§ TASK GOAL
The entries are to be returned exactly, with images left out.

§ DATA SUPPLIED
——

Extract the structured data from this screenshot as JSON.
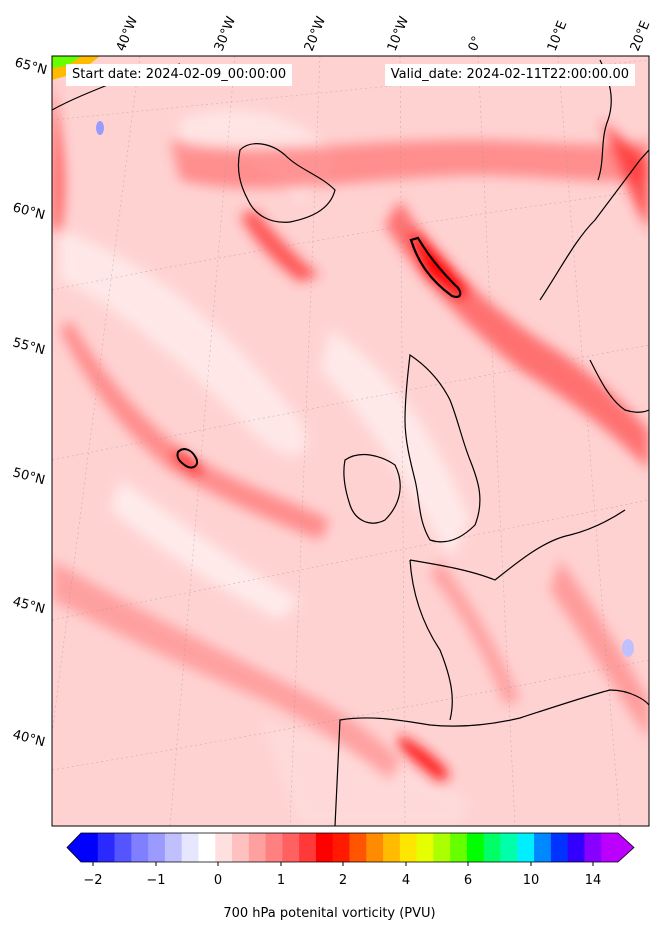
{
  "map": {
    "start_date": "Start date: 2024-02-09_00:00:00",
    "valid_date": "Valid_date: 2024-02-11T22:00:00.00",
    "lon_labels": [
      "40°W",
      "30°W",
      "20°W",
      "10°W",
      "0°",
      "10°E",
      "20°E"
    ],
    "lat_labels": [
      "65°N",
      "60°N",
      "55°N",
      "50°N",
      "45°N",
      "40°N"
    ],
    "ocean_color": "#ffd0d0",
    "coast_color": "#000000"
  },
  "colorbar": {
    "title": "700 hPa potenital vorticity (PVU)",
    "tick_labels": [
      "−2",
      "−1",
      "0",
      "1",
      "2",
      "4",
      "6",
      "10",
      "14"
    ],
    "colors": [
      "#0000ff",
      "#2a2aff",
      "#5555ff",
      "#7f7fff",
      "#9a9aff",
      "#c0c0ff",
      "#e6e6ff",
      "#ffffff",
      "#ffe0e0",
      "#ffc0c0",
      "#ffa0a0",
      "#ff8080",
      "#ff6060",
      "#ff3838",
      "#ff0000",
      "#ff1a00",
      "#ff5500",
      "#ff8c00",
      "#ffbb00",
      "#ffe600",
      "#e6ff00",
      "#aaff00",
      "#66ff00",
      "#00ff00",
      "#00ff66",
      "#00ffaa",
      "#00eeff",
      "#0088ff",
      "#0033ff",
      "#3300ff",
      "#8800ff",
      "#bb00ff"
    ]
  }
}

——

§ WRITTEN SOLUTION
Extract the structured data from this screenshot as JSON.
{
  "map": {
    "start_date": "Start date: 2024-02-09_00:00:00",
    "valid_date": "Valid_date: 2024-02-11T22:00:00.00",
    "lon_labels": [
      "40°W",
      "30°W",
      "20°W",
      "10°W",
      "0°",
      "10°E",
      "20°E"
    ],
    "lat_labels": [
      "65°N",
      "60°N",
      "55°N",
      "50°N",
      "45°N",
      "40°N"
    ],
    "ocean_color": "#ffd0d0",
    "coast_color": "#000000"
  },
  "colorbar": {
    "title": "700 hPa potenital vorticity (PVU)",
    "tick_labels": [
      "−2",
      "−1",
      "0",
      "1",
      "2",
      "4",
      "6",
      "10",
      "14"
    ],
    "colors": [
      "#0000ff",
      "#2a2aff",
      "#5555ff",
      "#7f7fff",
      "#9a9aff",
      "#c0c0ff",
      "#e6e6ff",
      "#ffffff",
      "#ffe0e0",
      "#ffc0c0",
      "#ffa0a0",
      "#ff8080",
      "#ff6060",
      "#ff3838",
      "#ff0000",
      "#ff1a00",
      "#ff5500",
      "#ff8c00",
      "#ffbb00",
      "#ffe600",
      "#e6ff00",
      "#aaff00",
      "#66ff00",
      "#00ff00",
      "#00ff66",
      "#00ffaa",
      "#00eeff",
      "#0088ff",
      "#0033ff",
      "#3300ff",
      "#8800ff",
      "#bb00ff"
    ]
  }
}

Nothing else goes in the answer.